# DATA SUPPLIED start
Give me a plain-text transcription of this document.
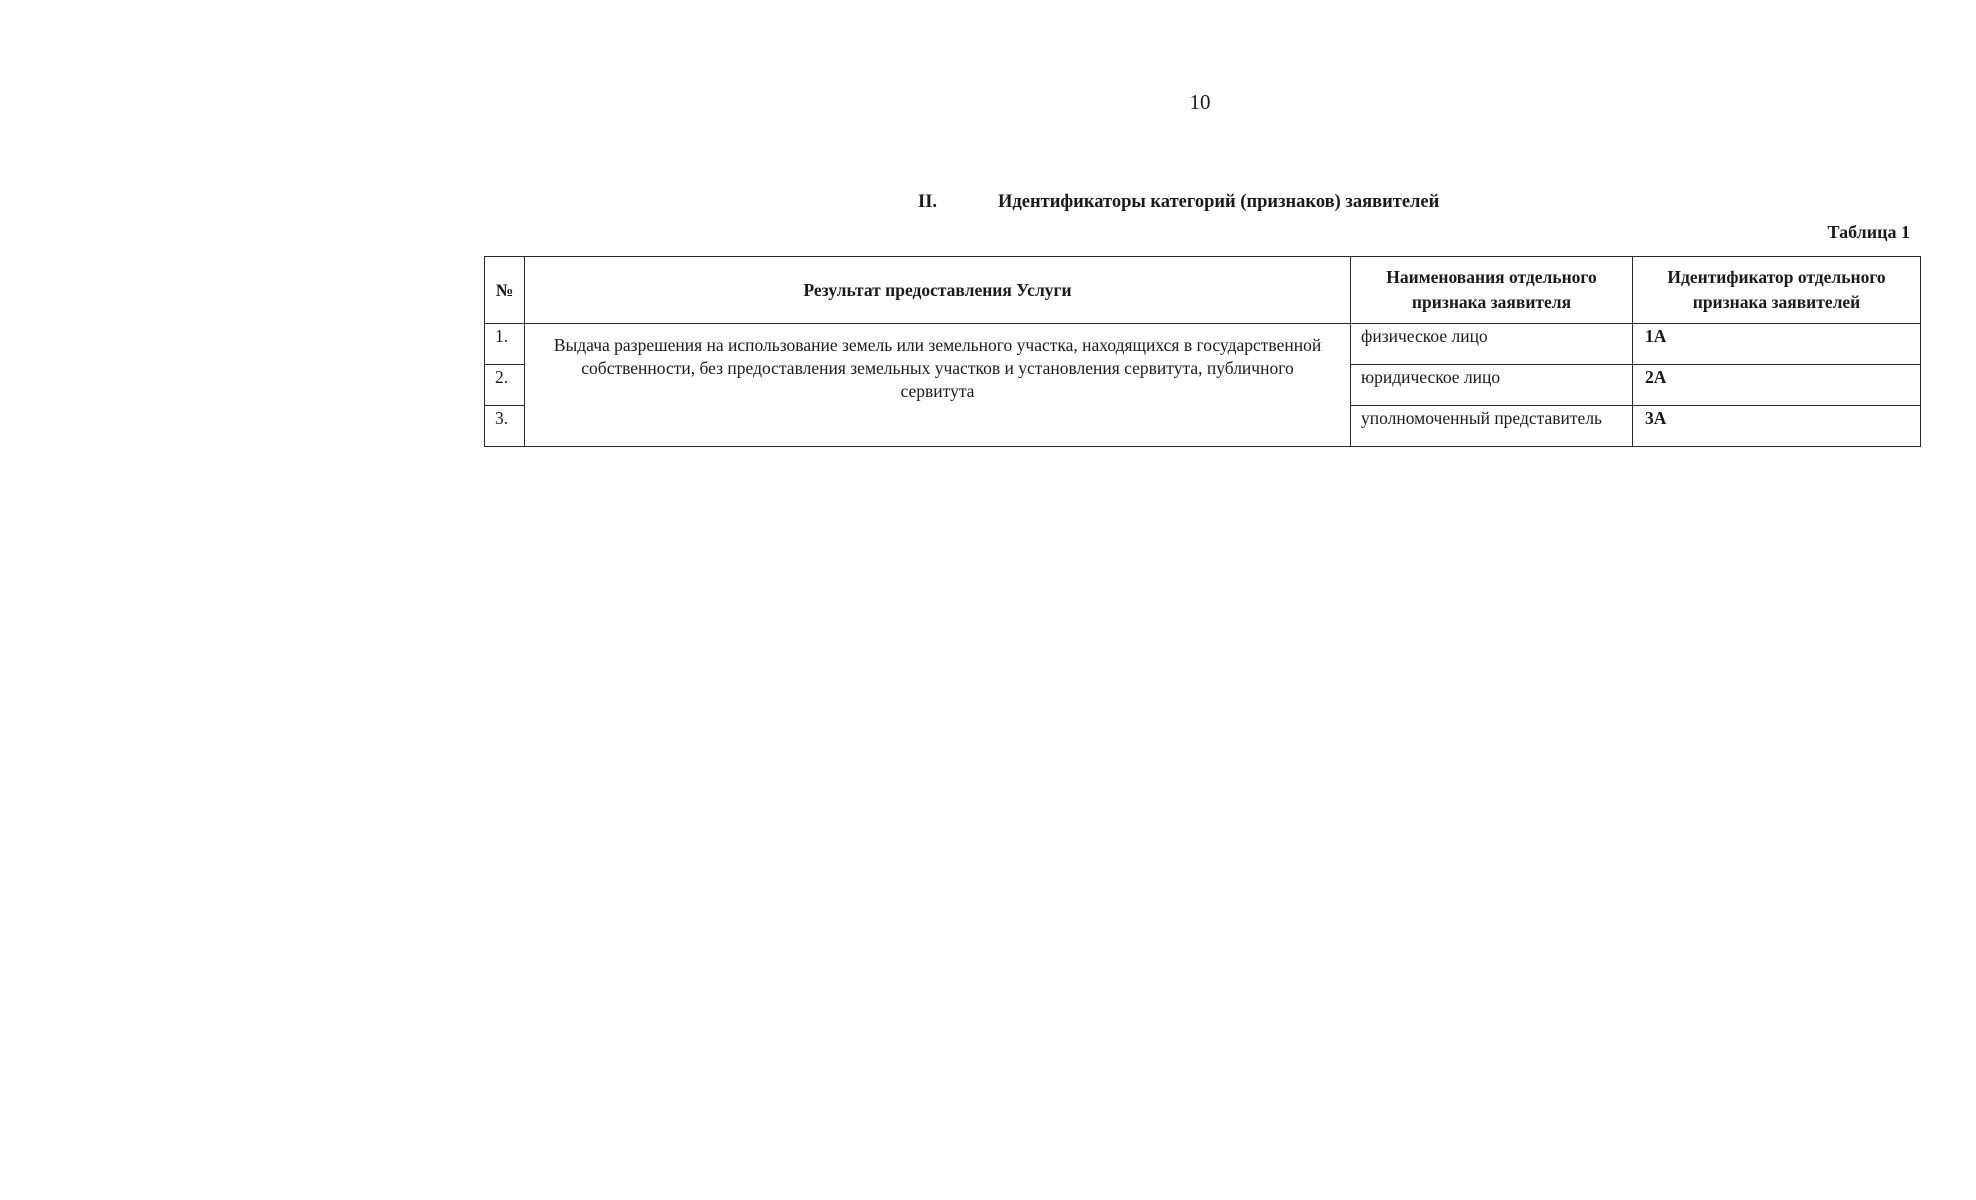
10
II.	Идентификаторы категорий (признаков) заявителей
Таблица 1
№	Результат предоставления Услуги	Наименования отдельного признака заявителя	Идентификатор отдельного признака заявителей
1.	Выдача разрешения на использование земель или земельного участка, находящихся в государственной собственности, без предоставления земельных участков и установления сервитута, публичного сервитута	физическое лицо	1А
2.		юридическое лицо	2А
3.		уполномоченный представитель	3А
# DATA SUPPLIED end
# DATA SUPPLIED start
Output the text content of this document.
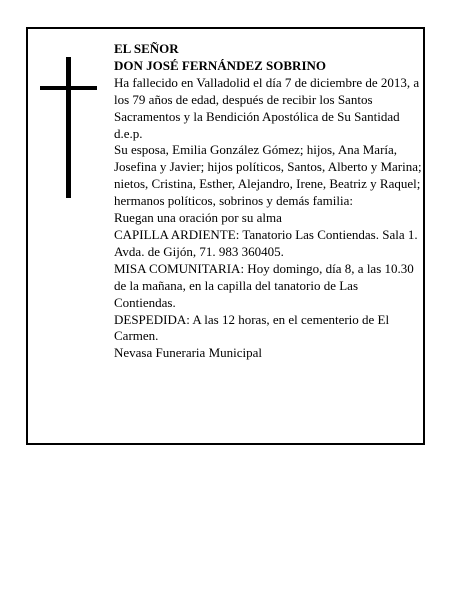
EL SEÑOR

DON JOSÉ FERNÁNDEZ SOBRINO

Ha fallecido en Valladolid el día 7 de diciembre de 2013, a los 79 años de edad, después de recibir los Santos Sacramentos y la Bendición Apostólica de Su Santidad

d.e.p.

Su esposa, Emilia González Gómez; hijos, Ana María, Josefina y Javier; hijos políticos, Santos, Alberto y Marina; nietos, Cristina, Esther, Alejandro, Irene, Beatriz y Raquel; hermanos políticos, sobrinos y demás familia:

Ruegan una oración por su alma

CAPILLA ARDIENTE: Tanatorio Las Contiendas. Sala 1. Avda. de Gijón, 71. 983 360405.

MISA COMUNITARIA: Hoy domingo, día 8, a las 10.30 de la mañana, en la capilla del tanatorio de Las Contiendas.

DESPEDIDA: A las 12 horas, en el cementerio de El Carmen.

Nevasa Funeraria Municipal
# DATA SUPPLIED end
# DATA SUPPLIED start
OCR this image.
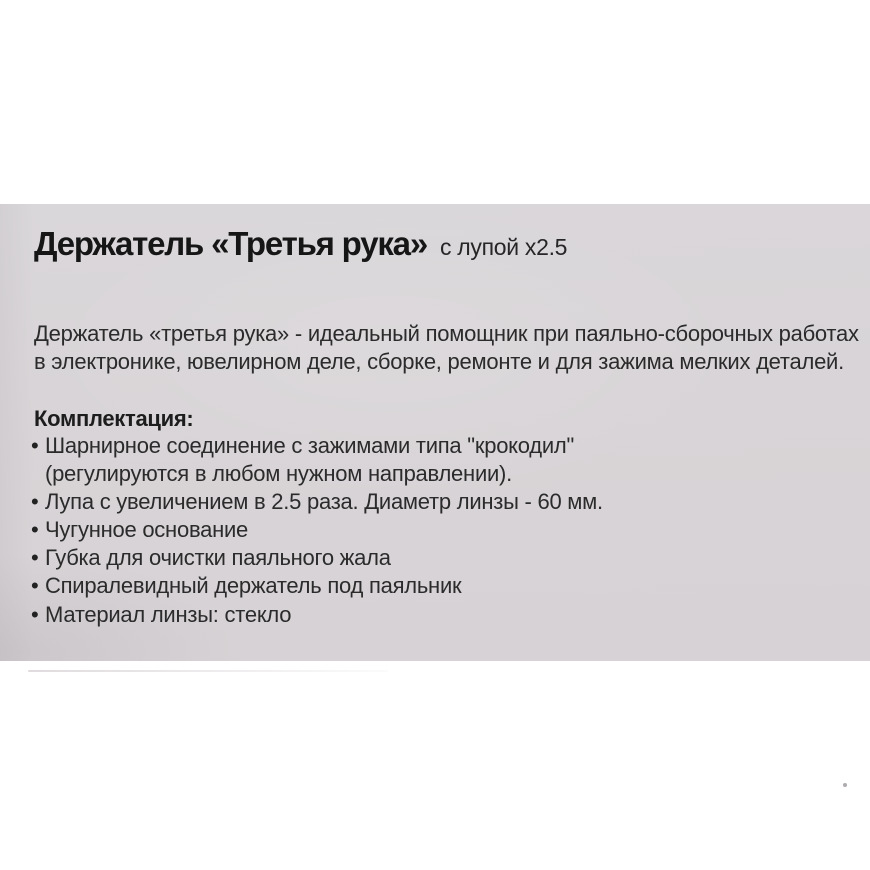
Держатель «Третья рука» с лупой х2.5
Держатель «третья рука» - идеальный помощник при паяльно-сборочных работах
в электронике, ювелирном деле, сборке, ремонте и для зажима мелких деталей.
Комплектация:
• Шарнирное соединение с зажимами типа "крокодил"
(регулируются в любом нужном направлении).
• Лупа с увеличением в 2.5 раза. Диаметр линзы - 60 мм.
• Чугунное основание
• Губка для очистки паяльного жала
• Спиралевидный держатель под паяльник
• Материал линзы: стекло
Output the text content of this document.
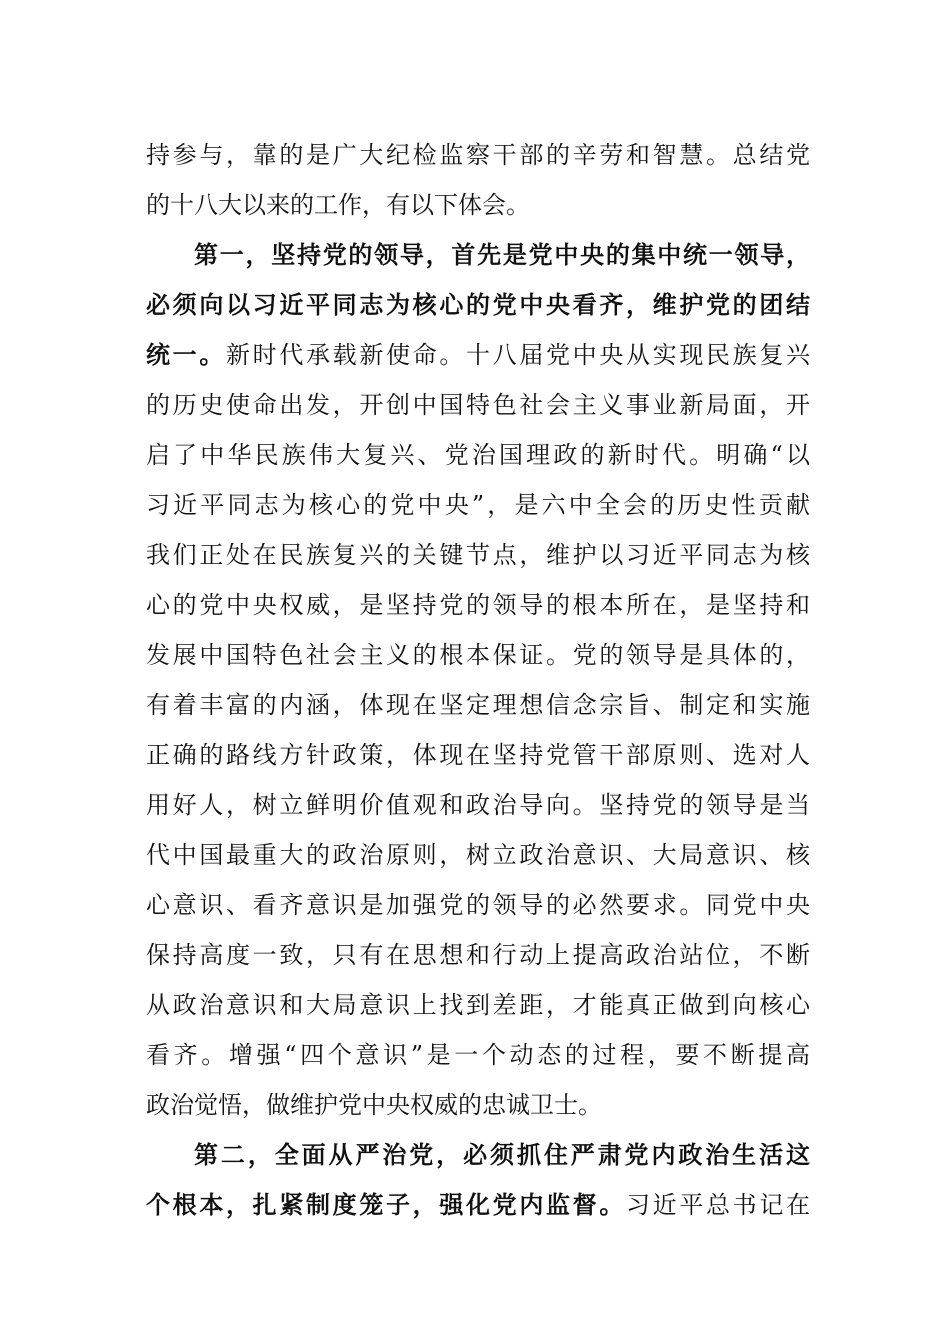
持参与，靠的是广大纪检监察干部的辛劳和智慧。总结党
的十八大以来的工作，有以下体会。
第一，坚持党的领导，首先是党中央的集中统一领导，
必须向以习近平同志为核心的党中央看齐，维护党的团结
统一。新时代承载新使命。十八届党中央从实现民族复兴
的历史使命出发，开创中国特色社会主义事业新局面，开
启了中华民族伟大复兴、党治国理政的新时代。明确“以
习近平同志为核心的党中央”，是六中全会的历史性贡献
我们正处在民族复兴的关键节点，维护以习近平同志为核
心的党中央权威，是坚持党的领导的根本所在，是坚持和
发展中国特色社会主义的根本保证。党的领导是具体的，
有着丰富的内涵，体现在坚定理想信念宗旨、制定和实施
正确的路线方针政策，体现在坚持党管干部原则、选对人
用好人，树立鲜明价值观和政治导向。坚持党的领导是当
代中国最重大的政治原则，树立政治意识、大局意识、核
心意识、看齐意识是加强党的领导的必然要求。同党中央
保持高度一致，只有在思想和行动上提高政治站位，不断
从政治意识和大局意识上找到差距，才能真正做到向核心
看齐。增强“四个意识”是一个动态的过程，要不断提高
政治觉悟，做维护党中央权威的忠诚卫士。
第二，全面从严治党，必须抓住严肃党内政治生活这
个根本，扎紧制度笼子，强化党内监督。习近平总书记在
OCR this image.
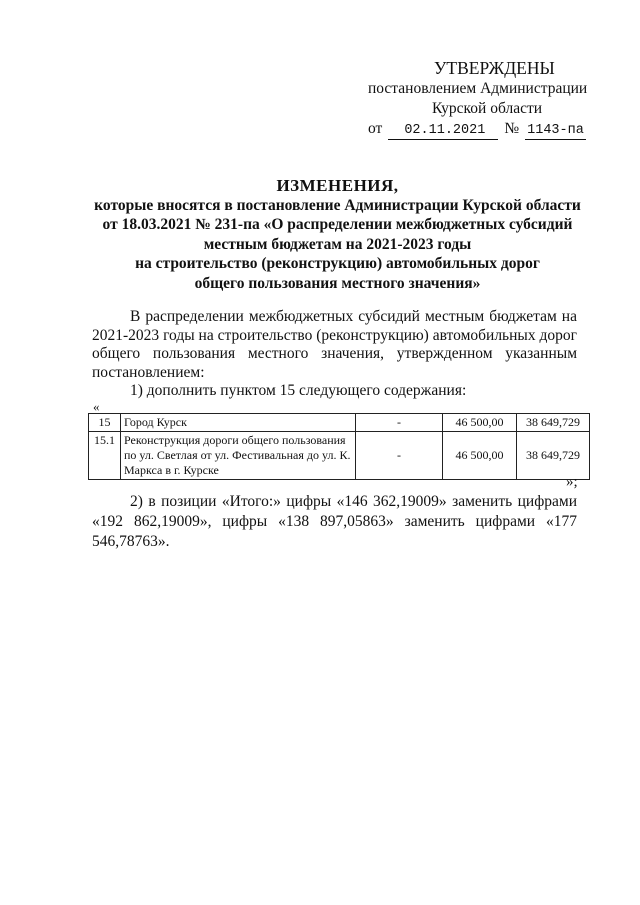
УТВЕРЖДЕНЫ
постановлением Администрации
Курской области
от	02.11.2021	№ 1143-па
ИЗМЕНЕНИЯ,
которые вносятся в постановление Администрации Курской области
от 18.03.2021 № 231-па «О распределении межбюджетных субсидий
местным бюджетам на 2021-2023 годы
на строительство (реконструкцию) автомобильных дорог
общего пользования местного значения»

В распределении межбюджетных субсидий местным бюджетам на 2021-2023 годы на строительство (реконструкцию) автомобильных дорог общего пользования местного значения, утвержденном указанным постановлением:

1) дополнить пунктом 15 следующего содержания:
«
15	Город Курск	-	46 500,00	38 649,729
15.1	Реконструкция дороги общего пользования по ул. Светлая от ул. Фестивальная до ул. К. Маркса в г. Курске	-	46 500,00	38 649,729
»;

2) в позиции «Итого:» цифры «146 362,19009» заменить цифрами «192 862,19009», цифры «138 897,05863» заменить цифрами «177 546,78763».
# DATA SUPPLIED end
> **REQUIREMENT**:
Report the number of lines above that contain the word "автомобильных", and only that number.

> **ANSWER FOR THIS EXERCISE**:
2